REQUEST> Each record below should appear again exactly as written.

##### RECORDS TO USE #####

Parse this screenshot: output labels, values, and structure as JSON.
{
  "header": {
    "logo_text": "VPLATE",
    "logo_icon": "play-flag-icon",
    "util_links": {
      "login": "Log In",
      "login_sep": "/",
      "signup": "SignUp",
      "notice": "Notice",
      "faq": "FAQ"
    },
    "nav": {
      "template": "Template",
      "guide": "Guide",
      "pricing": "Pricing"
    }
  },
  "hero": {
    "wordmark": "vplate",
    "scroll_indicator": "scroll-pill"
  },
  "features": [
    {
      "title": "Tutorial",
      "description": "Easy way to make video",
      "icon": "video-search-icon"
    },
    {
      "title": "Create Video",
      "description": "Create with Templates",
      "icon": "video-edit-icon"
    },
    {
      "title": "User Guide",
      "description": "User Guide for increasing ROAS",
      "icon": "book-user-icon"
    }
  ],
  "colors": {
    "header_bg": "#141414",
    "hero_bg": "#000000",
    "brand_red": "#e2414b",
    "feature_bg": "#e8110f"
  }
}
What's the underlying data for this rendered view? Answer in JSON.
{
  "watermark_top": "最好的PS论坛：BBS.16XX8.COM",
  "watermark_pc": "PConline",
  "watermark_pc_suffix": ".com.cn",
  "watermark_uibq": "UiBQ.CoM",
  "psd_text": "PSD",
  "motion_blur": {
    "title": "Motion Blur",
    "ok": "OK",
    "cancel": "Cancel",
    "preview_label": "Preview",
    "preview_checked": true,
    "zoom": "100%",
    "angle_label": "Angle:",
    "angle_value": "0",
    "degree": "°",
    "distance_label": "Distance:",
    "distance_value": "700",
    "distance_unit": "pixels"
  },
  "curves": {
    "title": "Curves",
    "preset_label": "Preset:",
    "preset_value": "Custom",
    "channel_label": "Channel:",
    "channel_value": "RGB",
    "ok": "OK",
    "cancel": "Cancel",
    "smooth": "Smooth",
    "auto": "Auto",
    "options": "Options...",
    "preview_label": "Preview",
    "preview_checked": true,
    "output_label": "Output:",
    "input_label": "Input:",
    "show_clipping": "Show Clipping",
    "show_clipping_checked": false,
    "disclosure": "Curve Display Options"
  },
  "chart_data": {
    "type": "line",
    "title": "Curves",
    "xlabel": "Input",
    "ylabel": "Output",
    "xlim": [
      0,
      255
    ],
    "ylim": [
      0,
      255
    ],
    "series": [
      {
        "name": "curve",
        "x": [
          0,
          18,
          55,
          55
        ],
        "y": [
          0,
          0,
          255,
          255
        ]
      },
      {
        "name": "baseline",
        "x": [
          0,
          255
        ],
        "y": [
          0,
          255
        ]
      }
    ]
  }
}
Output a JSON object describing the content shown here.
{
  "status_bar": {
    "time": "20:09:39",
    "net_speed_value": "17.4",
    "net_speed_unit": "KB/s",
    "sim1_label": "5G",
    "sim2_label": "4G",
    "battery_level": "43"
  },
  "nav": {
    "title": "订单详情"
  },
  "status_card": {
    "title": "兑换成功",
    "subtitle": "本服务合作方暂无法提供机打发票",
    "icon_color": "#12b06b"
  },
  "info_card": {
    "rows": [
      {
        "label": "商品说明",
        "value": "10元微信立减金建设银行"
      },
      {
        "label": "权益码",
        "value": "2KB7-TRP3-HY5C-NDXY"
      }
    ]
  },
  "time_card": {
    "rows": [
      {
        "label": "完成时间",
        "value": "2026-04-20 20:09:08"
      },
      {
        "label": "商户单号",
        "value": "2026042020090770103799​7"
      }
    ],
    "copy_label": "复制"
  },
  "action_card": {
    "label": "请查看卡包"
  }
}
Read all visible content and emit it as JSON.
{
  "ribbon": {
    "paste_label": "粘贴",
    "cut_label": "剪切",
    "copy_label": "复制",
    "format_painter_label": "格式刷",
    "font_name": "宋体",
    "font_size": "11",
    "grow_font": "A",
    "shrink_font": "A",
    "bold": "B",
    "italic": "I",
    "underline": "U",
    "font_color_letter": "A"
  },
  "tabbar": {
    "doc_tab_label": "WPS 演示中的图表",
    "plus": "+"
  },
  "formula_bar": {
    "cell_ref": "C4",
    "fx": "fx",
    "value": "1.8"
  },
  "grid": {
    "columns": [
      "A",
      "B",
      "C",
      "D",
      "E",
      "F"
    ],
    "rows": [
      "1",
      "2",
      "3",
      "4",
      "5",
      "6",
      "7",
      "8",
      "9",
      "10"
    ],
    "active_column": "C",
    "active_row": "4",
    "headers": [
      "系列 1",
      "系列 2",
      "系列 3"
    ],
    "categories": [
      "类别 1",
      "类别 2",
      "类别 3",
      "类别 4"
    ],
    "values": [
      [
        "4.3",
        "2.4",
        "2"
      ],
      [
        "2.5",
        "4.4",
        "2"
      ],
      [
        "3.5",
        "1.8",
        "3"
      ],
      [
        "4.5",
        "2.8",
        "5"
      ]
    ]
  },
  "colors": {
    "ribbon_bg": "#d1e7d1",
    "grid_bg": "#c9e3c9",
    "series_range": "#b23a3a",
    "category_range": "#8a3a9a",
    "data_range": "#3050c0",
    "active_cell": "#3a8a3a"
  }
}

#####

ANSWER BELOW>
Parse this screenshot: output labels, values, and structure as JSON.
{
  "header": {
    "logo_text": "VPLATE",
    "logo_icon": "play-flag-icon",
    "util_links": {
      "login": "Log In",
      "login_sep": "/",
      "signup": "SignUp",
      "notice": "Notice",
      "faq": "FAQ"
    },
    "nav": {
      "template": "Template",
      "guide": "Guide",
      "pricing": "Pricing"
    }
  },
  "hero": {
    "wordmark": "vplate",
    "scroll_indicator": "scroll-pill"
  },
  "features": [
    {
      "title": "Tutorial",
      "description": "Easy way to make video",
      "icon": "video-search-icon"
    },
    {
      "title": "Create Video",
      "description": "Create with Templates",
      "icon": "video-edit-icon"
    },
    {
      "title": "User Guide",
      "description": "User Guide for increasing ROAS",
      "icon": "book-user-icon"
    }
  ],
  "colors": {
    "header_bg": "#141414",
    "hero_bg": "#000000",
    "brand_red": "#e2414b",
    "feature_bg": "#e8110f"
  }
}
What's the underlying data for this rendered view? Answer in JSON.
{
  "watermark_top": "最好的PS论坛：BBS.16XX8.COM",
  "watermark_pc": "PConline",
  "watermark_pc_suffix": ".com.cn",
  "watermark_uibq": "UiBQ.CoM",
  "psd_text": "PSD",
  "motion_blur": {
    "title": "Motion Blur",
    "ok": "OK",
    "cancel": "Cancel",
    "preview_label": "Preview",
    "preview_checked": true,
    "zoom": "100%",
    "angle_label": "Angle:",
    "angle_value": "0",
    "degree": "°",
    "distance_label": "Distance:",
    "distance_value": "700",
    "distance_unit": "pixels"
  },
  "curves": {
    "title": "Curves",
    "preset_label": "Preset:",
    "preset_value": "Custom",
    "channel_label": "Channel:",
    "channel_value": "RGB",
    "ok": "OK",
    "cancel": "Cancel",
    "smooth": "Smooth",
    "auto": "Auto",
    "options": "Options...",
    "preview_label": "Preview",
    "preview_checked": true,
    "output_label": "Output:",
    "input_label": "Input:",
    "show_clipping": "Show Clipping",
    "show_clipping_checked": false,
    "disclosure": "Curve Display Options"
  },
  "chart_data": {
    "type": "line",
    "title": "Curves",
    "xlabel": "Input",
    "ylabel": "Output",
    "xlim": [
      0,
      255
    ],
    "ylim": [
      0,
      255
    ],
    "series": [
      {
        "name": "curve",
        "x": [
          0,
          18,
          55,
          55
        ],
        "y": [
          0,
          0,
          255,
          255
        ]
      },
      {
        "name": "baseline",
        "x": [
          0,
          255
        ],
        "y": [
          0,
          255
        ]
      }
    ]
  }
}
Output a JSON object describing the content shown here.
{
  "status_bar": {
    "time": "20:09:39",
    "net_speed_value": "17.4",
    "net_speed_unit": "KB/s",
    "sim1_label": "5G",
    "sim2_label": "4G",
    "battery_level": "43"
  },
  "nav": {
    "title": "订单详情"
  },
  "status_card": {
    "title": "兑换成功",
    "subtitle": "本服务合作方暂无法提供机打发票",
    "icon_color": "#12b06b"
  },
  "info_card": {
    "rows": [
      {
        "label": "商品说明",
        "value": "10元微信立减金建设银行"
      },
      {
        "label": "权益码",
        "value": "2KB7-TRP3-HY5C-NDXY"
      }
    ]
  },
  "time_card": {
    "rows": [
      {
        "label": "完成时间",
        "value": "2026-04-20 20:09:08"
      },
      {
        "label": "商户单号",
        "value": "2026042020090770103799​7"
      }
    ],
    "copy_label": "复制"
  },
  "action_card": {
    "label": "请查看卡包"
  }
}
Read all visible content and emit it as JSON.
{
  "ribbon": {
    "paste_label": "粘贴",
    "cut_label": "剪切",
    "copy_label": "复制",
    "format_painter_label": "格式刷",
    "font_name": "宋体",
    "font_size": "11",
    "grow_font": "A",
    "shrink_font": "A",
    "bold": "B",
    "italic": "I",
    "underline": "U",
    "font_color_letter": "A"
  },
  "tabbar": {
    "doc_tab_label": "WPS 演示中的图表",
    "plus": "+"
  },
  "formula_bar": {
    "cell_ref": "C4",
    "fx": "fx",
    "value": "1.8"
  },
  "grid": {
    "columns": [
      "A",
      "B",
      "C",
      "D",
      "E",
      "F"
    ],
    "rows": [
      "1",
      "2",
      "3",
      "4",
      "5",
      "6",
      "7",
      "8",
      "9",
      "10"
    ],
    "active_column": "C",
    "active_row": "4",
    "headers": [
      "系列 1",
      "系列 2",
      "系列 3"
    ],
    "categories": [
      "类别 1",
      "类别 2",
      "类别 3",
      "类别 4"
    ],
    "values": [
      [
        "4.3",
        "2.4",
        "2"
      ],
      [
        "2.5",
        "4.4",
        "2"
      ],
      [
        "3.5",
        "1.8",
        "3"
      ],
      [
        "4.5",
        "2.8",
        "5"
      ]
    ]
  },
  "colors": {
    "ribbon_bg": "#d1e7d1",
    "grid_bg": "#c9e3c9",
    "series_range": "#b23a3a",
    "category_range": "#8a3a9a",
    "data_range": "#3050c0",
    "active_cell": "#3a8a3a"
  }
}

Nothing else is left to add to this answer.